- **Task**: Each line below should be reproduced without any alteration.

Dataset items
Begin
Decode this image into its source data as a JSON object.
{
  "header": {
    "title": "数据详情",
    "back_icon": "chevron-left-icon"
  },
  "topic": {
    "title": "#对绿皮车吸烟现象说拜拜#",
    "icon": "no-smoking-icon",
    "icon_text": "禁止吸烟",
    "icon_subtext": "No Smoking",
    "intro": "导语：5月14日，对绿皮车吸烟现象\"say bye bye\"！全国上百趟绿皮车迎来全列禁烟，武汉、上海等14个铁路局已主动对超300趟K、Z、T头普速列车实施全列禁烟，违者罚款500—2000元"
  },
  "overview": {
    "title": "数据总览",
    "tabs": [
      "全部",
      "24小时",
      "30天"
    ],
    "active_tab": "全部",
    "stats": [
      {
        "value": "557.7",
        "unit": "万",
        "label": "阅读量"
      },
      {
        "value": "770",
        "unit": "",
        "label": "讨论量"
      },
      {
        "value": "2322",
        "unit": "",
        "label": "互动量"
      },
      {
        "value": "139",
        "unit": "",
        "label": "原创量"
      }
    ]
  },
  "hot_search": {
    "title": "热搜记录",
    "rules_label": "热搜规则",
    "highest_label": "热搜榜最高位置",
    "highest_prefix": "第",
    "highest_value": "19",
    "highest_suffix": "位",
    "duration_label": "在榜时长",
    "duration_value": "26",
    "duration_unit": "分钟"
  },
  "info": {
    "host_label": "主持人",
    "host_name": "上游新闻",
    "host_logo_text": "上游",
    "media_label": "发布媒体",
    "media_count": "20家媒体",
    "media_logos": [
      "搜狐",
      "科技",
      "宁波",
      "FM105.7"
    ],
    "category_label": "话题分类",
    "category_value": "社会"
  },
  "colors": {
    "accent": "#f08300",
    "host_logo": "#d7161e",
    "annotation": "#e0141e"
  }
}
End
- **Exercise output**:
Decode this image into its source data as a JSON object.
{
  "header": {
    "title": "数据详情",
    "back_icon": "chevron-left-icon"
  },
  "topic": {
    "title": "#对绿皮车吸烟现象说拜拜#",
    "icon": "no-smoking-icon",
    "icon_text": "禁止吸烟",
    "icon_subtext": "No Smoking",
    "intro": "导语：5月14日，对绿皮车吸烟现象\"say bye bye\"！全国上百趟绿皮车迎来全列禁烟，武汉、上海等14个铁路局已主动对超300趟K、Z、T头普速列车实施全列禁烟，违者罚款500—2000元"
  },
  "overview": {
    "title": "数据总览",
    "tabs": [
      "全部",
      "24小时",
      "30天"
    ],
    "active_tab": "全部",
    "stats": [
      {
        "value": "557.7",
        "unit": "万",
        "label": "阅读量"
      },
      {
        "value": "770",
        "unit": "",
        "label": "讨论量"
      },
      {
        "value": "2322",
        "unit": "",
        "label": "互动量"
      },
      {
        "value": "139",
        "unit": "",
        "label": "原创量"
      }
    ]
  },
  "hot_search": {
    "title": "热搜记录",
    "rules_label": "热搜规则",
    "highest_label": "热搜榜最高位置",
    "highest_prefix": "第",
    "highest_value": "19",
    "highest_suffix": "位",
    "duration_label": "在榜时长",
    "duration_value": "26",
    "duration_unit": "分钟"
  },
  "info": {
    "host_label": "主持人",
    "host_name": "上游新闻",
    "host_logo_text": "上游",
    "media_label": "发布媒体",
    "media_count": "20家媒体",
    "media_logos": [
      "搜狐",
      "科技",
      "宁波",
      "FM105.7"
    ],
    "category_label": "话题分类",
    "category_value": "社会"
  },
  "colors": {
    "accent": "#f08300",
    "host_logo": "#d7161e",
    "annotation": "#e0141e"
  }
}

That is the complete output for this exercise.